Count every line in the entries that contains "Classification". Report that count alone.
▼▼▼
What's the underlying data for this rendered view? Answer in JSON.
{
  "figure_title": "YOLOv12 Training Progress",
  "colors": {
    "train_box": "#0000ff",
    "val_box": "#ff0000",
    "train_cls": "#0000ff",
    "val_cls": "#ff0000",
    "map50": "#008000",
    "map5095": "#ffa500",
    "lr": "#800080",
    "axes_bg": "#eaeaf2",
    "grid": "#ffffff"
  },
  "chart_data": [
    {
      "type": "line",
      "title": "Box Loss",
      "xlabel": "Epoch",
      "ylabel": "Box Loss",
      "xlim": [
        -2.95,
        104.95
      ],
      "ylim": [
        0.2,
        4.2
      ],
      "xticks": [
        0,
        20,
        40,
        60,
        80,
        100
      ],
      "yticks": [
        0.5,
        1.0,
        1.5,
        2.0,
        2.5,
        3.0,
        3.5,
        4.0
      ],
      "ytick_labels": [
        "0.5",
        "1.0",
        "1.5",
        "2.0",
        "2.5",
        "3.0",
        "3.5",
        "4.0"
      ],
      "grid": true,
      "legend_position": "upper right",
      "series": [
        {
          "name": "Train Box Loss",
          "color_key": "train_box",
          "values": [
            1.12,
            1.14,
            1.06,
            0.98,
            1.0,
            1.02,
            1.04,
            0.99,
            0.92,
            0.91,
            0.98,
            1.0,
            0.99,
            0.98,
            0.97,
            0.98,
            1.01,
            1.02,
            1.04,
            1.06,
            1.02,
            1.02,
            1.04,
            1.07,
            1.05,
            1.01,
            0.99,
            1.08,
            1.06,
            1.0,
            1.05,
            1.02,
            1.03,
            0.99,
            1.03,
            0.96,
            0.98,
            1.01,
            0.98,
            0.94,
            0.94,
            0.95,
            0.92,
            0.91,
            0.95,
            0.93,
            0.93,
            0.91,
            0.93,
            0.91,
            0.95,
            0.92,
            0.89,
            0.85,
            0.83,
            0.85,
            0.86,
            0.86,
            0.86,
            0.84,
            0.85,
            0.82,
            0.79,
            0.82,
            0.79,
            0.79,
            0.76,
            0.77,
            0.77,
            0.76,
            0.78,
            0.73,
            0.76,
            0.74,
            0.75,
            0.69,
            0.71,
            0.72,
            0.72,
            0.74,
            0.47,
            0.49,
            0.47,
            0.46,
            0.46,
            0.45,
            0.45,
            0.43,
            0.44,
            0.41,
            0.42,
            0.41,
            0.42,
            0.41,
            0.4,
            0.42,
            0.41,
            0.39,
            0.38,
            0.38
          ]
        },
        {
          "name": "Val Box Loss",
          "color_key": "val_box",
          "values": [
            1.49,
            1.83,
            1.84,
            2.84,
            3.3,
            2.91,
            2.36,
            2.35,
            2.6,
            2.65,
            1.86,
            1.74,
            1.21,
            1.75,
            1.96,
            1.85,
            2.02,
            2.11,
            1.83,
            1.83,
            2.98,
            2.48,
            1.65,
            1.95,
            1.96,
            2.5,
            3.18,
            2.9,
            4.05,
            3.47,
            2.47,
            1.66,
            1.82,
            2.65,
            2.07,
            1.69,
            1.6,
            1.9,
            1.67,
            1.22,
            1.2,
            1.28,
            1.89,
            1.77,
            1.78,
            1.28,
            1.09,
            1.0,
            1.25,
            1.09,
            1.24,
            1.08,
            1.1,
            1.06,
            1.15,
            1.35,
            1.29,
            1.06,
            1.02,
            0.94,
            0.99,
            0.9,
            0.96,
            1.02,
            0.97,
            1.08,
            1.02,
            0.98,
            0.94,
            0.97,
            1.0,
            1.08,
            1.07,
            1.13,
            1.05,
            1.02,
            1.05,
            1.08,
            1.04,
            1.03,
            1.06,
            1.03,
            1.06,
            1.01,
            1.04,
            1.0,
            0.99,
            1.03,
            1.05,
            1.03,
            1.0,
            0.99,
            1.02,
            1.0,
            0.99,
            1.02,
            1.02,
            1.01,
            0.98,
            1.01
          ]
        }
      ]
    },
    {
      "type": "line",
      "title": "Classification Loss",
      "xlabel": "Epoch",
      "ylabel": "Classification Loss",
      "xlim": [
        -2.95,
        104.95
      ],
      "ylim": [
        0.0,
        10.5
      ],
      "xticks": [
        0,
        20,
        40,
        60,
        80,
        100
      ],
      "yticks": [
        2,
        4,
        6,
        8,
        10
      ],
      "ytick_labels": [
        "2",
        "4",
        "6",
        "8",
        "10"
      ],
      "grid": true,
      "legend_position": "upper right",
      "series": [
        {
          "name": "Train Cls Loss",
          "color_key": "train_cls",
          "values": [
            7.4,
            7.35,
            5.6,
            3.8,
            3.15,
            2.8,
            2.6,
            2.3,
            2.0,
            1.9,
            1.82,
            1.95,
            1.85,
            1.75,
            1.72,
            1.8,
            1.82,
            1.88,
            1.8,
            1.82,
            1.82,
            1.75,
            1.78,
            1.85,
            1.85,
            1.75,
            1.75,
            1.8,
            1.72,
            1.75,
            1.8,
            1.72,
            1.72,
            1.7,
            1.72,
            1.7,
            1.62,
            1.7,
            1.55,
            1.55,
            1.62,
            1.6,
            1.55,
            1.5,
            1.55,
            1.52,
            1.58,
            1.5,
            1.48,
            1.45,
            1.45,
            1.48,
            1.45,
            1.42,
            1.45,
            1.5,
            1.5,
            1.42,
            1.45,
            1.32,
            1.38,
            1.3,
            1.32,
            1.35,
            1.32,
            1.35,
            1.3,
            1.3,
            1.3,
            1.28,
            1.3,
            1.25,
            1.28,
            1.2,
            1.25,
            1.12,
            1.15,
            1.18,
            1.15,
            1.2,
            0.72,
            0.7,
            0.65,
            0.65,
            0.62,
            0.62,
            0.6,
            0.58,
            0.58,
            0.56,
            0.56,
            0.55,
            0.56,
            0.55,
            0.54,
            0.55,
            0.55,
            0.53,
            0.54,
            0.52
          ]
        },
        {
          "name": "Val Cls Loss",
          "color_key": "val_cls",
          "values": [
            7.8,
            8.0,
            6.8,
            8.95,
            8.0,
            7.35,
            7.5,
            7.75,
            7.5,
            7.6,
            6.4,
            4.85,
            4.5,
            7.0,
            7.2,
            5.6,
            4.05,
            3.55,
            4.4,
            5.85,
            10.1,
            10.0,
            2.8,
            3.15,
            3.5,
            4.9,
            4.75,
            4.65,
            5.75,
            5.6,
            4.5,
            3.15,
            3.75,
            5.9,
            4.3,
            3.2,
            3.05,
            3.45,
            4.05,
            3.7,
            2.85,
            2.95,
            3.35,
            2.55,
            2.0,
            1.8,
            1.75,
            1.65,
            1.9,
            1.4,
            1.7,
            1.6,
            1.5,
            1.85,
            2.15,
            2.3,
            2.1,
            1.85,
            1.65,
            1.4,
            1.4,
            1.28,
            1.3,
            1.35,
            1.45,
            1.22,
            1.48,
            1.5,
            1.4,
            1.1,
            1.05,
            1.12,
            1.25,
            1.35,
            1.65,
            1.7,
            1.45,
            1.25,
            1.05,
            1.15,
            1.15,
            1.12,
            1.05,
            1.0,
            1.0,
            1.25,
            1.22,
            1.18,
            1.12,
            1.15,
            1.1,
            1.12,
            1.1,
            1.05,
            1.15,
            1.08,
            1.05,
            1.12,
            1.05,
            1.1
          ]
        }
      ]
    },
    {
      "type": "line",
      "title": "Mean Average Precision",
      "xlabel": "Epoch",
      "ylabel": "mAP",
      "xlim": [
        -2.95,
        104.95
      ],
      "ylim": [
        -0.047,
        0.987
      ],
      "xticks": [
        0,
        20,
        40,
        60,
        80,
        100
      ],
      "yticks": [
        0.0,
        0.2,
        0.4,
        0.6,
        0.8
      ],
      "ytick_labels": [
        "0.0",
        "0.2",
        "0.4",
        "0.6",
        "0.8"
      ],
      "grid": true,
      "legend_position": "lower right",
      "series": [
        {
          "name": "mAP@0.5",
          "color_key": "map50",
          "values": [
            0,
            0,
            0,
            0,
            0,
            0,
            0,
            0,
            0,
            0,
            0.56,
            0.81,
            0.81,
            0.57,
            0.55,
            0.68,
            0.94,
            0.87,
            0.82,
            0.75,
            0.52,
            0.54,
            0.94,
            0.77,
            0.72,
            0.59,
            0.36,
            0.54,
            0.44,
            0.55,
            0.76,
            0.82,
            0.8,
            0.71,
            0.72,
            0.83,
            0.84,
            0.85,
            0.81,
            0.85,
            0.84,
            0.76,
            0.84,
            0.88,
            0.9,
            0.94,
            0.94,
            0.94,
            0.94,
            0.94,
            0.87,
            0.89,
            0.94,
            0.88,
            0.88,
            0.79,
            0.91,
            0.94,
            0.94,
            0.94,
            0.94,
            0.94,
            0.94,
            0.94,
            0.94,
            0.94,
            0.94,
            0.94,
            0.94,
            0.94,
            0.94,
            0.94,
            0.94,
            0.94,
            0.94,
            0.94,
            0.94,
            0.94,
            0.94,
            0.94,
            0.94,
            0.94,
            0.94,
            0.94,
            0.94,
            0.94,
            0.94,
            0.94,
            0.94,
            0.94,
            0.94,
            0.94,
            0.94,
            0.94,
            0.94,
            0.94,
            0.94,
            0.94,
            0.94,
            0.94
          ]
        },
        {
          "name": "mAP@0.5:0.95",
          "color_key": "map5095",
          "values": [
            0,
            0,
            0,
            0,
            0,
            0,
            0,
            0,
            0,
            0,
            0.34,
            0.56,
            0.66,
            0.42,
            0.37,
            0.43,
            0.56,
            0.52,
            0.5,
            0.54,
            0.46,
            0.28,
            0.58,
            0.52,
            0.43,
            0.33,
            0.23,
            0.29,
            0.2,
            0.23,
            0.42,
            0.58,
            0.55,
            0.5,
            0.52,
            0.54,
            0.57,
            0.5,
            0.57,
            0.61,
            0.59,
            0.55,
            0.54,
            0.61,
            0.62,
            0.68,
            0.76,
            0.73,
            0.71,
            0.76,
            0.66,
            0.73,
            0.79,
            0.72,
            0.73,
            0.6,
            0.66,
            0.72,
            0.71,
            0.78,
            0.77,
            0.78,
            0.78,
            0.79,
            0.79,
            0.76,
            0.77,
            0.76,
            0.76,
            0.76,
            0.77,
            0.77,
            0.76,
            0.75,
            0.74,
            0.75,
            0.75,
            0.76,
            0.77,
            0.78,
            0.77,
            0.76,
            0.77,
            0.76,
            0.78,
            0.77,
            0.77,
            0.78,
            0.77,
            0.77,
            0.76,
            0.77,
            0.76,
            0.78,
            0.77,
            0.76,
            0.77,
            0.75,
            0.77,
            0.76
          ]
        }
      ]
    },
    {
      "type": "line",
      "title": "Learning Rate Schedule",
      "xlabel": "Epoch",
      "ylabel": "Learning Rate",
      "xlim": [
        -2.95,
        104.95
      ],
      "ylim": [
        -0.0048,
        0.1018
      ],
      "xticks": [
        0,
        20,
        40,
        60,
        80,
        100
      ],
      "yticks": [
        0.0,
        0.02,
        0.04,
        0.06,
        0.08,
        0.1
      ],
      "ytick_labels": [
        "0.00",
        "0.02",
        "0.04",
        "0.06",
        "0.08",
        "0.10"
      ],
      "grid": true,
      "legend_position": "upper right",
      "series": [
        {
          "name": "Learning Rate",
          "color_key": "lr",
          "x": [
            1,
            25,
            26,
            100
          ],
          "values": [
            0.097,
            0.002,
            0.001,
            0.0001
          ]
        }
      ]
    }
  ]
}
▲▲▲
TASK SOLUTION: 2